§ What to produce:
Without the pictures, print each of the records below exactly as it appears.

§ Stored data entries:
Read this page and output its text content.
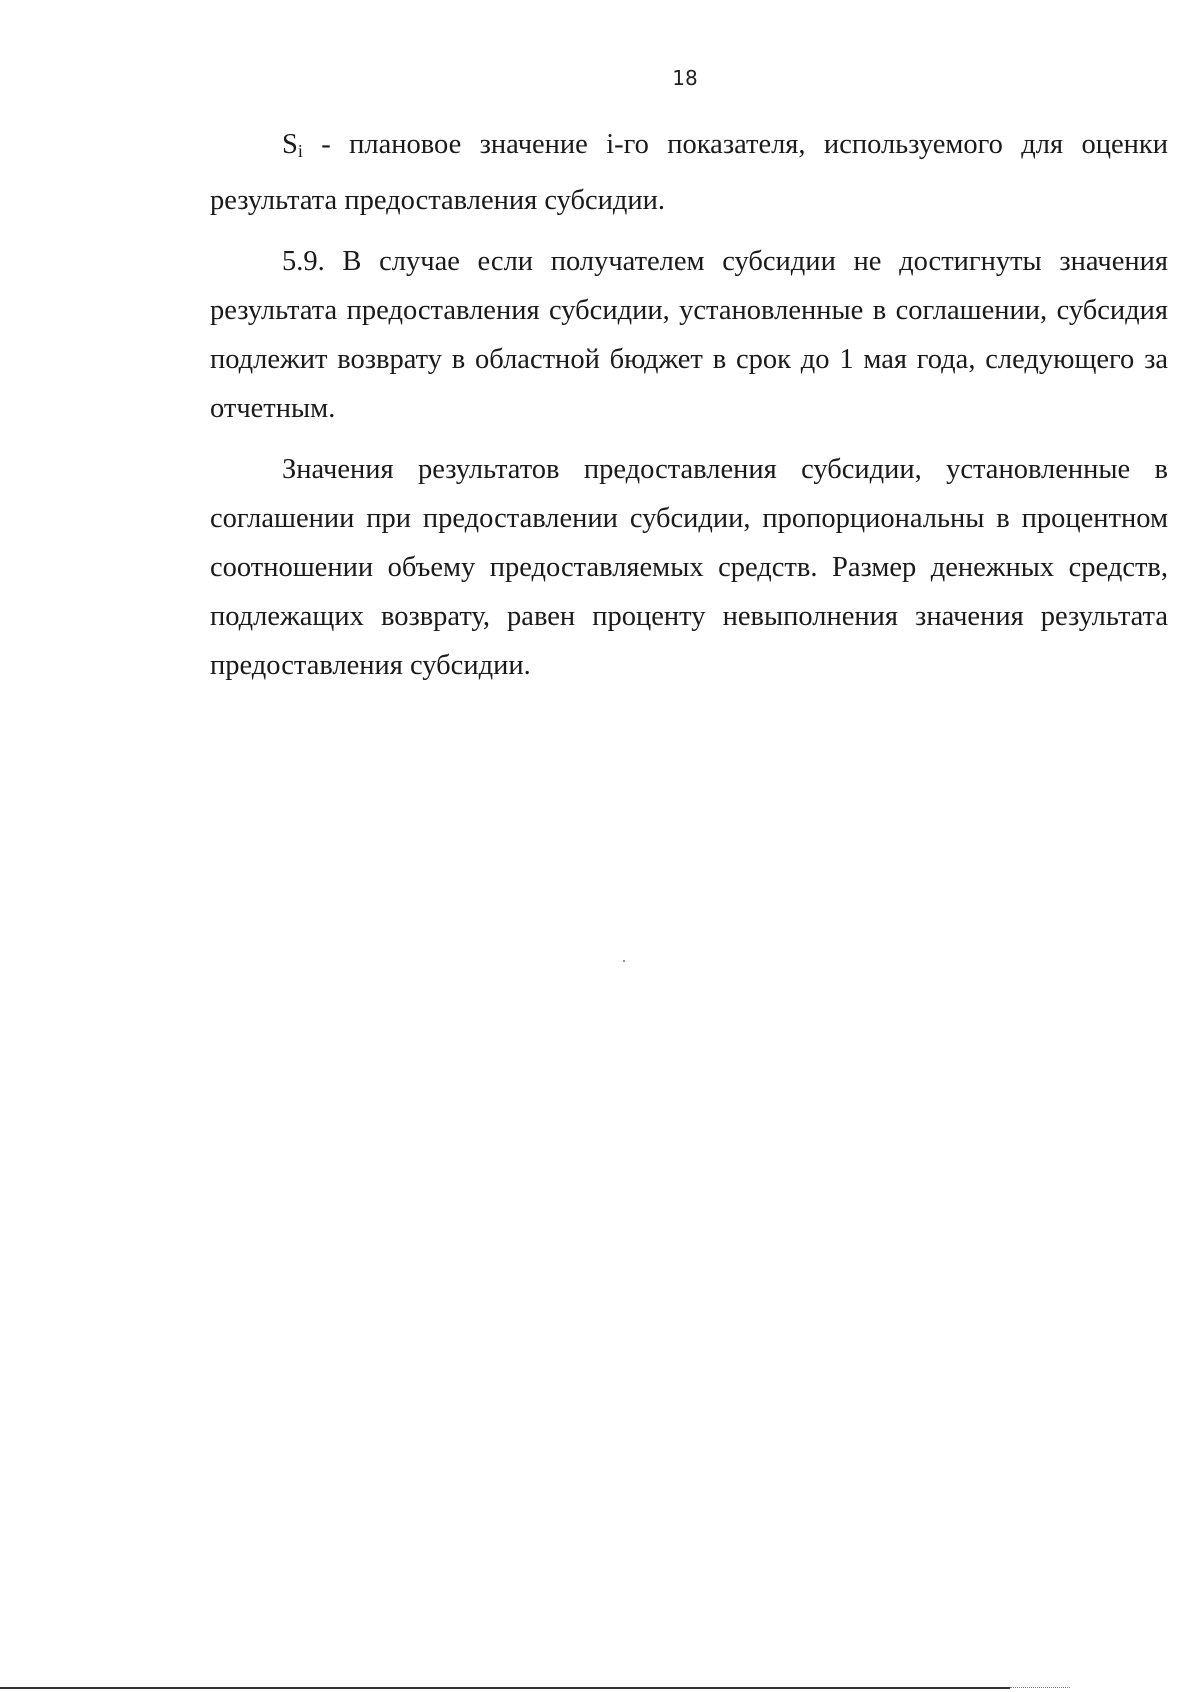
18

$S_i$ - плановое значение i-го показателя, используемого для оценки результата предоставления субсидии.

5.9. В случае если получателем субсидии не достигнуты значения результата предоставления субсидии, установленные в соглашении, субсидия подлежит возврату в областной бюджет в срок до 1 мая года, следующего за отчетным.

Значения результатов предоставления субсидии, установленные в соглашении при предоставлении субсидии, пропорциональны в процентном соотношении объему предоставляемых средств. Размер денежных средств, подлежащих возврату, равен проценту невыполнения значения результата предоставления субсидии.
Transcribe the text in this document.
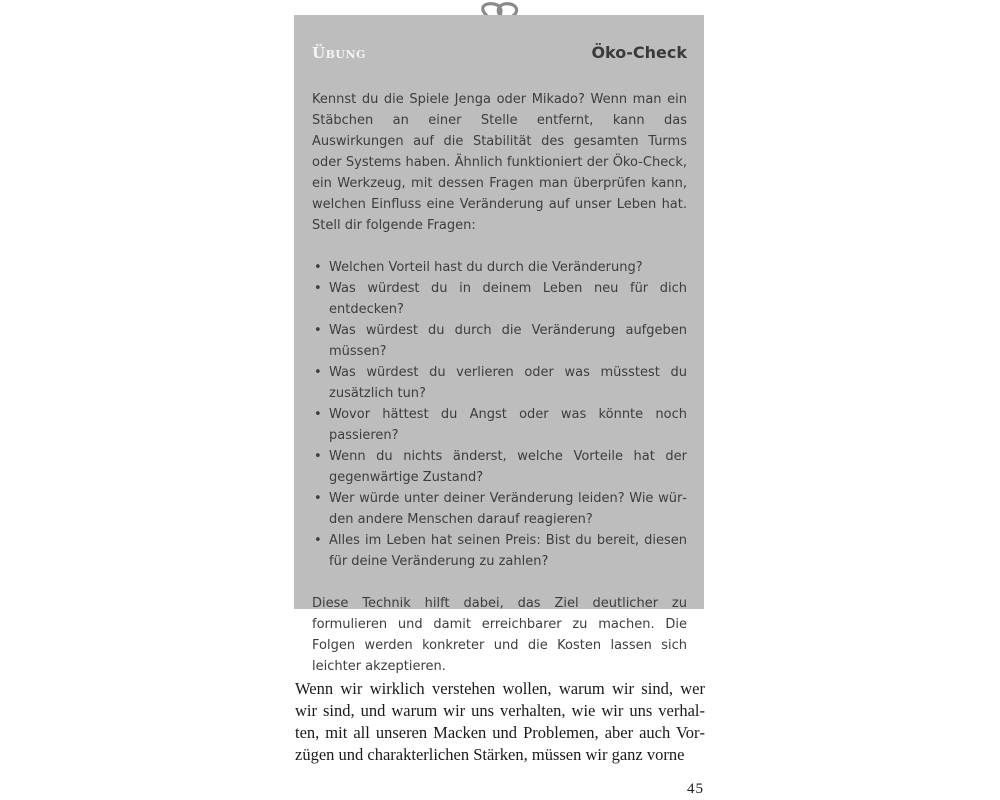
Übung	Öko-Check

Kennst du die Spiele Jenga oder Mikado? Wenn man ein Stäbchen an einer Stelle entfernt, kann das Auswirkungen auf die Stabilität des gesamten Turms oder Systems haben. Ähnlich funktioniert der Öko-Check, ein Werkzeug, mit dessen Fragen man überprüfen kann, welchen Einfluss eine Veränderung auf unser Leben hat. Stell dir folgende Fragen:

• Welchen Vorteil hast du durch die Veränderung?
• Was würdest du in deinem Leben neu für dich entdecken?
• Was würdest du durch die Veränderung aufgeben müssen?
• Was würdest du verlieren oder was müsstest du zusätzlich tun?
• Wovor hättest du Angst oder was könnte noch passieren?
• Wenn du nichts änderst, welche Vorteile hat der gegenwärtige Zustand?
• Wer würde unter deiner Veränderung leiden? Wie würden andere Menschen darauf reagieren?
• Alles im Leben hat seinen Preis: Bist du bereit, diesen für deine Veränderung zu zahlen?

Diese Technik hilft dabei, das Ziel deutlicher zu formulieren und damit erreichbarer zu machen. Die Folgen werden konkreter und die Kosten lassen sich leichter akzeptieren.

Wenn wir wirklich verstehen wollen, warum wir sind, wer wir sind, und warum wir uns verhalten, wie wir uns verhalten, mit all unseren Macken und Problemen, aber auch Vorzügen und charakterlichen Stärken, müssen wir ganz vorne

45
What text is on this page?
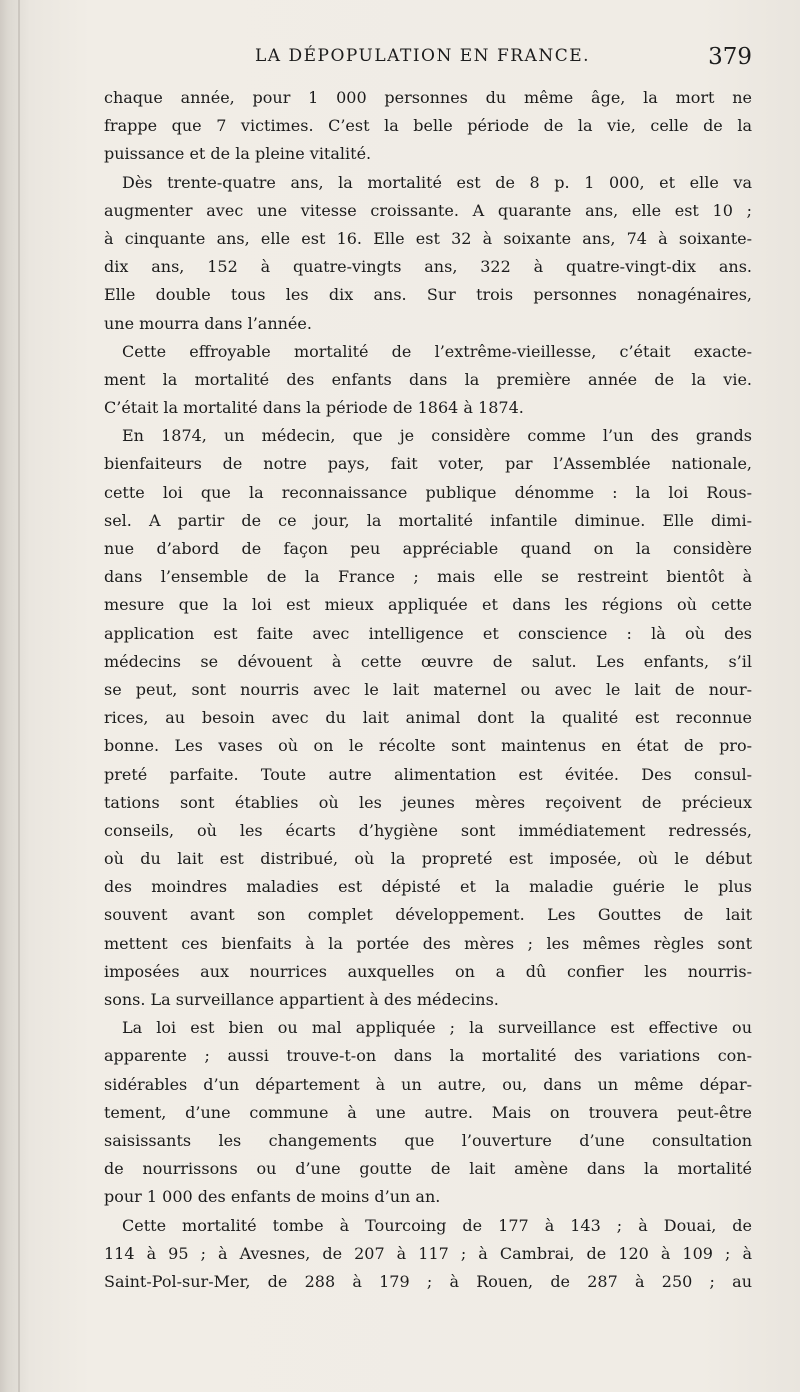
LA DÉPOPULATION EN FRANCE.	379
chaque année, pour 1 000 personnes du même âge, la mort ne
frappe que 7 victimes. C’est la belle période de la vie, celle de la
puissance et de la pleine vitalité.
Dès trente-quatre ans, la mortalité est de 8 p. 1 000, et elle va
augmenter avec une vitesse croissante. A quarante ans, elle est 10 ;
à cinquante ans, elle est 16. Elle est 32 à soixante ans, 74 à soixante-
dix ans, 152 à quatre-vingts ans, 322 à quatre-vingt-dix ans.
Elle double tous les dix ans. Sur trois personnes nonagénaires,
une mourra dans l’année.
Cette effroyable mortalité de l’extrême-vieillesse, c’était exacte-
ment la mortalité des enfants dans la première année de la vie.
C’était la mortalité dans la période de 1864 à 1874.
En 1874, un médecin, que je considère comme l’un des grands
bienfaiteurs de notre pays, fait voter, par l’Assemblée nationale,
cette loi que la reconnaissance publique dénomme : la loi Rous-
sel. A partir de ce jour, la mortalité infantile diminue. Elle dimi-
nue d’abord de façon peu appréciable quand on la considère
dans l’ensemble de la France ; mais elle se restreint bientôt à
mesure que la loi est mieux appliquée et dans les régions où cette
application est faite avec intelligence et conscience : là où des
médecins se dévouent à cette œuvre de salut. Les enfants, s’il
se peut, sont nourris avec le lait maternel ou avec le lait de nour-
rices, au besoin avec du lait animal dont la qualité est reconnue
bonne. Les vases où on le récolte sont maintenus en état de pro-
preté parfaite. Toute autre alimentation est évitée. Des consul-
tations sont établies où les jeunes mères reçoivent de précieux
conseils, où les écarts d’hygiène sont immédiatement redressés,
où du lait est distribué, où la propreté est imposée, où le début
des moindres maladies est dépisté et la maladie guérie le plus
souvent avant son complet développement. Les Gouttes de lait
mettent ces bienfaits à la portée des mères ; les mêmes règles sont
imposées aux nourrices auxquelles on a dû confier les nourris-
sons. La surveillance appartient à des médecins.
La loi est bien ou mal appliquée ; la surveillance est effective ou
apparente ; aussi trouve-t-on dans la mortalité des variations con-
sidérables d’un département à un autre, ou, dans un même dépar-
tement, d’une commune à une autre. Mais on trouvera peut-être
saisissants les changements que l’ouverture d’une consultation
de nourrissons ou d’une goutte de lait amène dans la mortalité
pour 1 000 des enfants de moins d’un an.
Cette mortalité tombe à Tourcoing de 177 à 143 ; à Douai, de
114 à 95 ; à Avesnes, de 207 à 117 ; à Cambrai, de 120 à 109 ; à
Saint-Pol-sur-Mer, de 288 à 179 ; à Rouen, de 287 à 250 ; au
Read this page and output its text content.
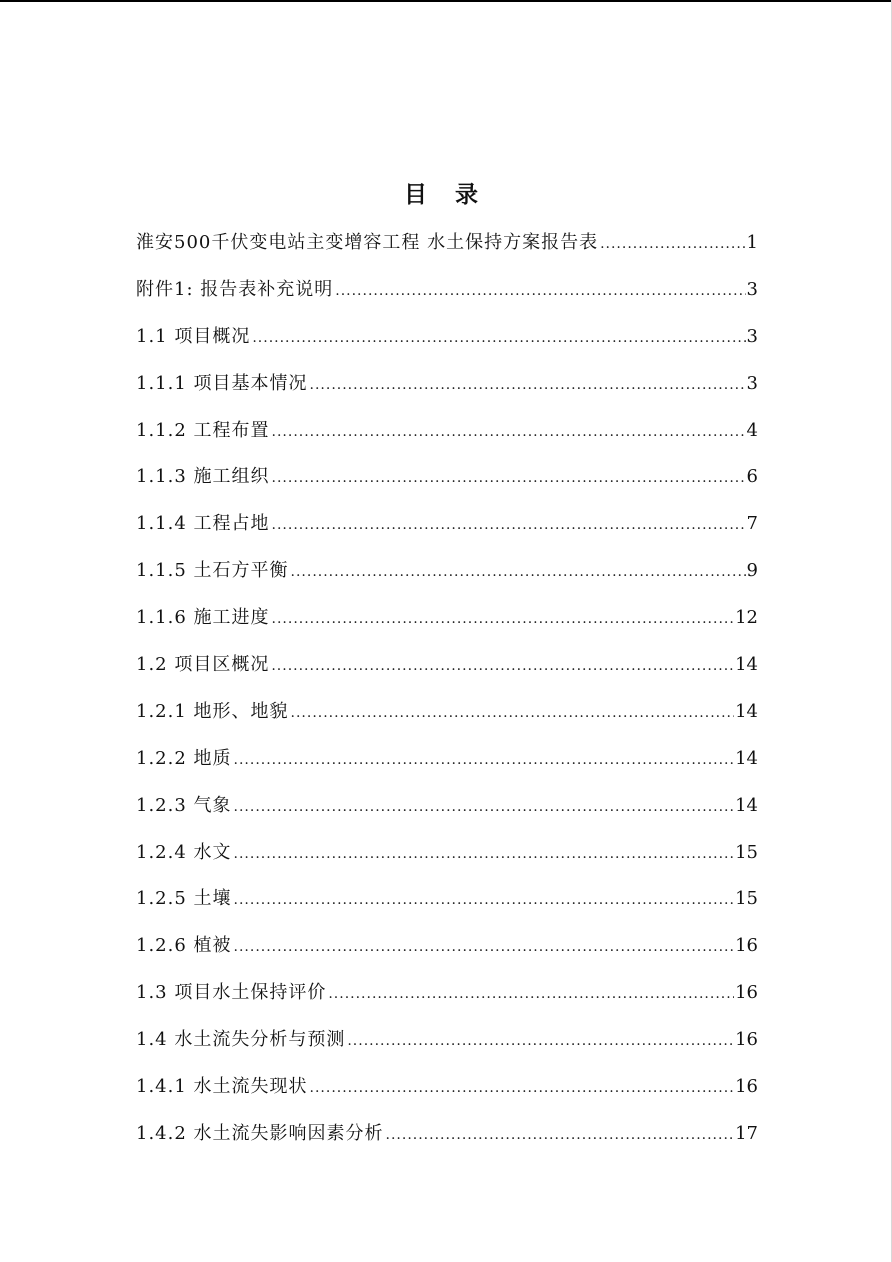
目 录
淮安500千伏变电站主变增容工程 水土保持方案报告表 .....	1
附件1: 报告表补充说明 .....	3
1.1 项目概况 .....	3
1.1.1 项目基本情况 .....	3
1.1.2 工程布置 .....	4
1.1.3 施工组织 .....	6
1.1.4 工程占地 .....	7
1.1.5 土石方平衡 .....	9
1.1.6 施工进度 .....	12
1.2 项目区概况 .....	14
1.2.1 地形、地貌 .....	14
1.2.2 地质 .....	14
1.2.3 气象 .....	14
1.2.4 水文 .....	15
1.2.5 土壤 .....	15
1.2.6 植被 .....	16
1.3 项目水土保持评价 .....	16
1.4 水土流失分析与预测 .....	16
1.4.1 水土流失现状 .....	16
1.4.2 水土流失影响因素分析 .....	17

§ Result of the exercise:
Read this page and output its text content.
18

$S_i$ - плановое значение i-го показателя, используемого для оценки результата предоставления субсидии.

5.9. В случае если получателем субсидии не достигнуты значения результата предоставления субсидии, установленные в соглашении, субсидия подлежит возврату в областной бюджет в срок до 1 мая года, следующего за отчетным.

Значения результатов предоставления субсидии, установленные в соглашении при предоставлении субсидии, пропорциональны в процентном соотношении объему предоставляемых средств. Размер денежных средств, подлежащих возврату, равен проценту невыполнения значения результата предоставления субсидии.
Transcribe the text in this document.
Übung	Öko-Check

Kennst du die Spiele Jenga oder Mikado? Wenn man ein Stäbchen an einer Stelle entfernt, kann das Auswirkungen auf die Stabilität des gesamten Turms oder Systems haben. Ähnlich funktioniert der Öko-Check, ein Werkzeug, mit dessen Fragen man überprüfen kann, welchen Einfluss eine Veränderung auf unser Leben hat. Stell dir folgende Fragen:

• Welchen Vorteil hast du durch die Veränderung?
• Was würdest du in deinem Leben neu für dich entdecken?
• Was würdest du durch die Veränderung aufgeben müssen?
• Was würdest du verlieren oder was müsstest du zusätzlich tun?
• Wovor hättest du Angst oder was könnte noch passieren?
• Wenn du nichts änderst, welche Vorteile hat der gegenwärtige Zustand?
• Wer würde unter deiner Veränderung leiden? Wie würden andere Menschen darauf reagieren?
• Alles im Leben hat seinen Preis: Bist du bereit, diesen für deine Veränderung zu zahlen?

Diese Technik hilft dabei, das Ziel deutlicher zu formulieren und damit erreichbarer zu machen. Die Folgen werden konkreter und die Kosten lassen sich leichter akzeptieren.

Wenn wir wirklich verstehen wollen, warum wir sind, wer wir sind, und warum wir uns verhalten, wie wir uns verhalten, mit all unseren Macken und Problemen, aber auch Vorzügen und charakterlichen Stärken, müssen wir ganz vorne

45
What text is on this page?
LA DÉPOPULATION EN FRANCE.	379
chaque année, pour 1 000 personnes du même âge, la mort ne
frappe que 7 victimes. C’est la belle période de la vie, celle de la
puissance et de la pleine vitalité.
Dès trente-quatre ans, la mortalité est de 8 p. 1 000, et elle va
augmenter avec une vitesse croissante. A quarante ans, elle est 10 ;
à cinquante ans, elle est 16. Elle est 32 à soixante ans, 74 à soixante-
dix ans, 152 à quatre-vingts ans, 322 à quatre-vingt-dix ans.
Elle double tous les dix ans. Sur trois personnes nonagénaires,
une mourra dans l’année.
Cette effroyable mortalité de l’extrême-vieillesse, c’était exacte-
ment la mortalité des enfants dans la première année de la vie.
C’était la mortalité dans la période de 1864 à 1874.
En 1874, un médecin, que je considère comme l’un des grands
bienfaiteurs de notre pays, fait voter, par l’Assemblée nationale,
cette loi que la reconnaissance publique dénomme : la loi Rous-
sel. A partir de ce jour, la mortalité infantile diminue. Elle dimi-
nue d’abord de façon peu appréciable quand on la considère
dans l’ensemble de la France ; mais elle se restreint bientôt à
mesure que la loi est mieux appliquée et dans les régions où cette
application est faite avec intelligence et conscience : là où des
médecins se dévouent à cette œuvre de salut. Les enfants, s’il
se peut, sont nourris avec le lait maternel ou avec le lait de nour-
rices, au besoin avec du lait animal dont la qualité est reconnue
bonne. Les vases où on le récolte sont maintenus en état de pro-
preté parfaite. Toute autre alimentation est évitée. Des consul-
tations sont établies où les jeunes mères reçoivent de précieux
conseils, où les écarts d’hygiène sont immédiatement redressés,
où du lait est distribué, où la propreté est imposée, où le début
des moindres maladies est dépisté et la maladie guérie le plus
souvent avant son complet développement. Les Gouttes de lait
mettent ces bienfaits à la portée des mères ; les mêmes règles sont
imposées aux nourrices auxquelles on a dû confier les nourris-
sons. La surveillance appartient à des médecins.
La loi est bien ou mal appliquée ; la surveillance est effective ou
apparente ; aussi trouve-t-on dans la mortalité des variations con-
sidérables d’un département à un autre, ou, dans un même dépar-
tement, d’une commune à une autre. Mais on trouvera peut-être
saisissants les changements que l’ouverture d’une consultation
de nourrissons ou d’une goutte de lait amène dans la mortalité
pour 1 000 des enfants de moins d’un an.
Cette mortalité tombe à Tourcoing de 177 à 143 ; à Douai, de
114 à 95 ; à Avesnes, de 207 à 117 ; à Cambrai, de 120 à 109 ; à
Saint-Pol-sur-Mer, de 288 à 179 ; à Rouen, de 287 à 250 ; au
Read this page and output its text content.
目 录
淮安500千伏变电站主变增容工程 水土保持方案报告表 .....	1
附件1: 报告表补充说明 .....	3
1.1 项目概况 .....	3
1.1.1 项目基本情况 .....	3
1.1.2 工程布置 .....	4
1.1.3 施工组织 .....	6
1.1.4 工程占地 .....	7
1.1.5 土石方平衡 .....	9
1.1.6 施工进度 .....	12
1.2 项目区概况 .....	14
1.2.1 地形、地貌 .....	14
1.2.2 地质 .....	14
1.2.3 气象 .....	14
1.2.4 水文 .....	15
1.2.5 土壤 .....	15
1.2.6 植被 .....	16
1.3 项目水土保持评价 .....	16
1.4 水土流失分析与预测 .....	16
1.4.1 水土流失现状 .....	16
1.4.2 水土流失影响因素分析 .....	17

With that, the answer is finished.